- **Work to be completed**
Determine the count of lines holding the string "this". Return only the number.

- **Extracted records**

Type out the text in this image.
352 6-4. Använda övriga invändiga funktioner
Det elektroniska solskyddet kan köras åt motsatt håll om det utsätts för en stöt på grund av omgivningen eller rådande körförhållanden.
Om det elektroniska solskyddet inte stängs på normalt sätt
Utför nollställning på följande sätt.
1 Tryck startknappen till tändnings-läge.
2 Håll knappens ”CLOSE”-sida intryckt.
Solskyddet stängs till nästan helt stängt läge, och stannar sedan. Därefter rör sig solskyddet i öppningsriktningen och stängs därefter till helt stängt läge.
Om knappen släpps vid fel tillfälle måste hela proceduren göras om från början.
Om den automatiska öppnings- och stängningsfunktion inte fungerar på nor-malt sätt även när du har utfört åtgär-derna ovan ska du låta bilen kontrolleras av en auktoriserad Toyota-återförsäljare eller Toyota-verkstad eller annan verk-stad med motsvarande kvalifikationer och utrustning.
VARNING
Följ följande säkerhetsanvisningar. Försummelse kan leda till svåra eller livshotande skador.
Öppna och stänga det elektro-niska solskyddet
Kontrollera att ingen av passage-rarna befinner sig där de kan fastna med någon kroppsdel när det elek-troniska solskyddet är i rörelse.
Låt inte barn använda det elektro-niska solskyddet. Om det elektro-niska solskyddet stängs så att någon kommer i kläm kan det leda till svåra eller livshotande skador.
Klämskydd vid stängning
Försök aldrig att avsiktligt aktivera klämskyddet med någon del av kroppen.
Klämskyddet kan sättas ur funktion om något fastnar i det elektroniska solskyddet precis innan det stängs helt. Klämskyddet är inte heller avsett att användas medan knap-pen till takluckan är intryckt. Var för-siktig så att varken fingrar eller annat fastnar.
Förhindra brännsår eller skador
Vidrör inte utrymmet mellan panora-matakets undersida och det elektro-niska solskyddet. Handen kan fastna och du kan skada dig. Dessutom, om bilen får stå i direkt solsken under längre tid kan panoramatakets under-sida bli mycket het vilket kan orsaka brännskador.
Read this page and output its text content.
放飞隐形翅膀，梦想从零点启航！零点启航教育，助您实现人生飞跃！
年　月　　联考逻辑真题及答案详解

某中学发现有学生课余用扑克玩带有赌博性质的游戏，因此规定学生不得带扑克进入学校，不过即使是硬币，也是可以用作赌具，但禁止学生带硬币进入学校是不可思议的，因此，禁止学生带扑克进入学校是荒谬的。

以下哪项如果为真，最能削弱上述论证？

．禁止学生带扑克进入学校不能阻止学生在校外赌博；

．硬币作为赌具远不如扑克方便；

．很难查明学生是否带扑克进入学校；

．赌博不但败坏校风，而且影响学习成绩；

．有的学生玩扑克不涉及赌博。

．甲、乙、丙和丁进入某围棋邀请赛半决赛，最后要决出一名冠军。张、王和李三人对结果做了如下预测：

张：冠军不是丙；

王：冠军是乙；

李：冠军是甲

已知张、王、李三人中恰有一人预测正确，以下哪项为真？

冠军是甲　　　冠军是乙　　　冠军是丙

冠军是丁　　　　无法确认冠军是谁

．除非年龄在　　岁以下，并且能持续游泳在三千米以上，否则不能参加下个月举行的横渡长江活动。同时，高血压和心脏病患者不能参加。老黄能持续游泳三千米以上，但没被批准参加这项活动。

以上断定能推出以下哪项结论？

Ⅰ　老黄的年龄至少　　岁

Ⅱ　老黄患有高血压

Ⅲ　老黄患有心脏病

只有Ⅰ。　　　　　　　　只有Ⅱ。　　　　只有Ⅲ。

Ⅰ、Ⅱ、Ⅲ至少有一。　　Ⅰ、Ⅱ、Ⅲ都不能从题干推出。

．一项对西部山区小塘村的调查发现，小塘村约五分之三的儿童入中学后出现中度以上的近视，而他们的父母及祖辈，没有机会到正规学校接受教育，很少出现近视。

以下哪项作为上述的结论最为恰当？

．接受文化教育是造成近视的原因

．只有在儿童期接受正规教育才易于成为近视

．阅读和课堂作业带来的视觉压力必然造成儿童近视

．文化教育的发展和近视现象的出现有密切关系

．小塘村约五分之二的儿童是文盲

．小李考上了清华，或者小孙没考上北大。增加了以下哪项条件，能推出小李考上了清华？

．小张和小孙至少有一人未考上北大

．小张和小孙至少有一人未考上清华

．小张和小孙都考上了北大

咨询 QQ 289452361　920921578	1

- **Output of the task**
2